* _Your task_
Repeat each line exactly, leaving nothing out.

* _Dataset records_
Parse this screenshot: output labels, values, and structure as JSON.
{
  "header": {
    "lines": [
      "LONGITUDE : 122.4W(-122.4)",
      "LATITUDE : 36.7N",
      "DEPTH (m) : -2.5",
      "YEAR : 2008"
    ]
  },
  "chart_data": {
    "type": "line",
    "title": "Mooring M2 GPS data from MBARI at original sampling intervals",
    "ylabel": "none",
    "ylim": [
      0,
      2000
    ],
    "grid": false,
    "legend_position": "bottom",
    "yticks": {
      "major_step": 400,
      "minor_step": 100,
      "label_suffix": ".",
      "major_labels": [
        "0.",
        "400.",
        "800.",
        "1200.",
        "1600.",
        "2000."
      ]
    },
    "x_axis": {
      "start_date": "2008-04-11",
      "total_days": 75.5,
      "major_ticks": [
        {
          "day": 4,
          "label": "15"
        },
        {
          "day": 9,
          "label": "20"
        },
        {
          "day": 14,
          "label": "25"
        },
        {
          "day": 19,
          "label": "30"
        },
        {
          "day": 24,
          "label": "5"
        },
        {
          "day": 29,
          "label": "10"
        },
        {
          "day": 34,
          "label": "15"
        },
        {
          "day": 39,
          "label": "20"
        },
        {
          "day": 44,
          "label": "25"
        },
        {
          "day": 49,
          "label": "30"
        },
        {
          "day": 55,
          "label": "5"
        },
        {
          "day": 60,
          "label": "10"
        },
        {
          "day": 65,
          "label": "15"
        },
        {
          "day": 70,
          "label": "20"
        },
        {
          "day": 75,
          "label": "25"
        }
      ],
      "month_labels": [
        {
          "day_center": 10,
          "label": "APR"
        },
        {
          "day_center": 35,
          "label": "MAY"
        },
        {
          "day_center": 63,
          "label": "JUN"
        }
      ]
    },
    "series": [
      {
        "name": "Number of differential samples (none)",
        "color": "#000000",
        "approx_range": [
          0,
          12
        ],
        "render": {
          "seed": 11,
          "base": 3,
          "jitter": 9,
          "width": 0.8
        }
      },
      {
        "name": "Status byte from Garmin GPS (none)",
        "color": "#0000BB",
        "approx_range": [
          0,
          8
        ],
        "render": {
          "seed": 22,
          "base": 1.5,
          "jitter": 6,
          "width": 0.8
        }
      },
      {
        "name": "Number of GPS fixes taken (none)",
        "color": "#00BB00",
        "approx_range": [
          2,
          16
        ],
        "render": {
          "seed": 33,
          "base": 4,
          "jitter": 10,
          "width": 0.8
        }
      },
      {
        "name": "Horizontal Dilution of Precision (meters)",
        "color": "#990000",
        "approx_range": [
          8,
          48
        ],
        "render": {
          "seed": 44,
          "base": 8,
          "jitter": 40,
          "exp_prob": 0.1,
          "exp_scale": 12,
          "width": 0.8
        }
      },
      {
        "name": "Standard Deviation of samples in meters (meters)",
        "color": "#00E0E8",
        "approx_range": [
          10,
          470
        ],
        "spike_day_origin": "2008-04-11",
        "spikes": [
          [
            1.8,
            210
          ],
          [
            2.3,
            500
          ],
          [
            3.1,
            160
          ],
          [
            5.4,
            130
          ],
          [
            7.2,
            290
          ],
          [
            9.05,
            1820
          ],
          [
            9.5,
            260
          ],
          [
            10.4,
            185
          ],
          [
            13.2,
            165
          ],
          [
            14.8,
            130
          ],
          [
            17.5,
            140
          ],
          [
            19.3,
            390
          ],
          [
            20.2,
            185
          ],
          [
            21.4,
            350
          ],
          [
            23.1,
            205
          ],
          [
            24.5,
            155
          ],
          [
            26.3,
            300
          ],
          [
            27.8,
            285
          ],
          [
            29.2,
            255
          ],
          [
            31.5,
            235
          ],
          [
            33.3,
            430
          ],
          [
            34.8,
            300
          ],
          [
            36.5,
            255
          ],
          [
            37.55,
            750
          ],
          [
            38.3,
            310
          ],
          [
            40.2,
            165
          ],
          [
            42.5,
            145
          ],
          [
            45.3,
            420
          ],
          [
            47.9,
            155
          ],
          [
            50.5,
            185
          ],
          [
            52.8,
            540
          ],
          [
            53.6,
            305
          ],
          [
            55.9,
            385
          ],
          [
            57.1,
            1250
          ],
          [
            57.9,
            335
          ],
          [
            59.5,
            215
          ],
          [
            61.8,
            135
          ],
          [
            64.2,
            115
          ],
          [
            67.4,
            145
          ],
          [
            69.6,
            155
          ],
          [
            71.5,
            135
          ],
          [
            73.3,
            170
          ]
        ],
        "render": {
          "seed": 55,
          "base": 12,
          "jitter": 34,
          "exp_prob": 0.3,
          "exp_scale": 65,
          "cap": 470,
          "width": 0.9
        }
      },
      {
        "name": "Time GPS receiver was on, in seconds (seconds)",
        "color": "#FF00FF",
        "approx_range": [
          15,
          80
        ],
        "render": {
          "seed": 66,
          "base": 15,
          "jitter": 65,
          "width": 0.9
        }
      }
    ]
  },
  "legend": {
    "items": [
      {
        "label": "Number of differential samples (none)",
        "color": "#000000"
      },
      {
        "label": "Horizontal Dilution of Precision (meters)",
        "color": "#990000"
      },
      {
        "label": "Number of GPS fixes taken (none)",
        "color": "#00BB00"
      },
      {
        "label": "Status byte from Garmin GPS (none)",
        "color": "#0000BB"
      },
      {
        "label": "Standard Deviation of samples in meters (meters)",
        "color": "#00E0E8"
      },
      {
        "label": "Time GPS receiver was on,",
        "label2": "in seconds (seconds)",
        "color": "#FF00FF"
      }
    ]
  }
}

* _Full solution_
Parse this screenshot: output labels, values, and structure as JSON.
{
  "header": {
    "lines": [
      "LONGITUDE : 122.4W(-122.4)",
      "LATITUDE : 36.7N",
      "DEPTH (m) : -2.5",
      "YEAR : 2008"
    ]
  },
  "chart_data": {
    "type": "line",
    "title": "Mooring M2 GPS data from MBARI at original sampling intervals",
    "ylabel": "none",
    "ylim": [
      0,
      2000
    ],
    "grid": false,
    "legend_position": "bottom",
    "yticks": {
      "major_step": 400,
      "minor_step": 100,
      "label_suffix": ".",
      "major_labels": [
        "0.",
        "400.",
        "800.",
        "1200.",
        "1600.",
        "2000."
      ]
    },
    "x_axis": {
      "start_date": "2008-04-11",
      "total_days": 75.5,
      "major_ticks": [
        {
          "day": 4,
          "label": "15"
        },
        {
          "day": 9,
          "label": "20"
        },
        {
          "day": 14,
          "label": "25"
        },
        {
          "day": 19,
          "label": "30"
        },
        {
          "day": 24,
          "label": "5"
        },
        {
          "day": 29,
          "label": "10"
        },
        {
          "day": 34,
          "label": "15"
        },
        {
          "day": 39,
          "label": "20"
        },
        {
          "day": 44,
          "label": "25"
        },
        {
          "day": 49,
          "label": "30"
        },
        {
          "day": 55,
          "label": "5"
        },
        {
          "day": 60,
          "label": "10"
        },
        {
          "day": 65,
          "label": "15"
        },
        {
          "day": 70,
          "label": "20"
        },
        {
          "day": 75,
          "label": "25"
        }
      ],
      "month_labels": [
        {
          "day_center": 10,
          "label": "APR"
        },
        {
          "day_center": 35,
          "label": "MAY"
        },
        {
          "day_center": 63,
          "label": "JUN"
        }
      ]
    },
    "series": [
      {
        "name": "Number of differential samples (none)",
        "color": "#000000",
        "approx_range": [
          0,
          12
        ],
        "render": {
          "seed": 11,
          "base": 3,
          "jitter": 9,
          "width": 0.8
        }
      },
      {
        "name": "Status byte from Garmin GPS (none)",
        "color": "#0000BB",
        "approx_range": [
          0,
          8
        ],
        "render": {
          "seed": 22,
          "base": 1.5,
          "jitter": 6,
          "width": 0.8
        }
      },
      {
        "name": "Number of GPS fixes taken (none)",
        "color": "#00BB00",
        "approx_range": [
          2,
          16
        ],
        "render": {
          "seed": 33,
          "base": 4,
          "jitter": 10,
          "width": 0.8
        }
      },
      {
        "name": "Horizontal Dilution of Precision (meters)",
        "color": "#990000",
        "approx_range": [
          8,
          48
        ],
        "render": {
          "seed": 44,
          "base": 8,
          "jitter": 40,
          "exp_prob": 0.1,
          "exp_scale": 12,
          "width": 0.8
        }
      },
      {
        "name": "Standard Deviation of samples in meters (meters)",
        "color": "#00E0E8",
        "approx_range": [
          10,
          470
        ],
        "spike_day_origin": "2008-04-11",
        "spikes": [
          [
            1.8,
            210
          ],
          [
            2.3,
            500
          ],
          [
            3.1,
            160
          ],
          [
            5.4,
            130
          ],
          [
            7.2,
            290
          ],
          [
            9.05,
            1820
          ],
          [
            9.5,
            260
          ],
          [
            10.4,
            185
          ],
          [
            13.2,
            165
          ],
          [
            14.8,
            130
          ],
          [
            17.5,
            140
          ],
          [
            19.3,
            390
          ],
          [
            20.2,
            185
          ],
          [
            21.4,
            350
          ],
          [
            23.1,
            205
          ],
          [
            24.5,
            155
          ],
          [
            26.3,
            300
          ],
          [
            27.8,
            285
          ],
          [
            29.2,
            255
          ],
          [
            31.5,
            235
          ],
          [
            33.3,
            430
          ],
          [
            34.8,
            300
          ],
          [
            36.5,
            255
          ],
          [
            37.55,
            750
          ],
          [
            38.3,
            310
          ],
          [
            40.2,
            165
          ],
          [
            42.5,
            145
          ],
          [
            45.3,
            420
          ],
          [
            47.9,
            155
          ],
          [
            50.5,
            185
          ],
          [
            52.8,
            540
          ],
          [
            53.6,
            305
          ],
          [
            55.9,
            385
          ],
          [
            57.1,
            1250
          ],
          [
            57.9,
            335
          ],
          [
            59.5,
            215
          ],
          [
            61.8,
            135
          ],
          [
            64.2,
            115
          ],
          [
            67.4,
            145
          ],
          [
            69.6,
            155
          ],
          [
            71.5,
            135
          ],
          [
            73.3,
            170
          ]
        ],
        "render": {
          "seed": 55,
          "base": 12,
          "jitter": 34,
          "exp_prob": 0.3,
          "exp_scale": 65,
          "cap": 470,
          "width": 0.9
        }
      },
      {
        "name": "Time GPS receiver was on, in seconds (seconds)",
        "color": "#FF00FF",
        "approx_range": [
          15,
          80
        ],
        "render": {
          "seed": 66,
          "base": 15,
          "jitter": 65,
          "width": 0.9
        }
      }
    ]
  },
  "legend": {
    "items": [
      {
        "label": "Number of differential samples (none)",
        "color": "#000000"
      },
      {
        "label": "Horizontal Dilution of Precision (meters)",
        "color": "#990000"
      },
      {
        "label": "Number of GPS fixes taken (none)",
        "color": "#00BB00"
      },
      {
        "label": "Status byte from Garmin GPS (none)",
        "color": "#0000BB"
      },
      {
        "label": "Standard Deviation of samples in meters (meters)",
        "color": "#00E0E8"
      },
      {
        "label": "Time GPS receiver was on,",
        "label2": "in seconds (seconds)",
        "color": "#FF00FF"
      }
    ]
  }
}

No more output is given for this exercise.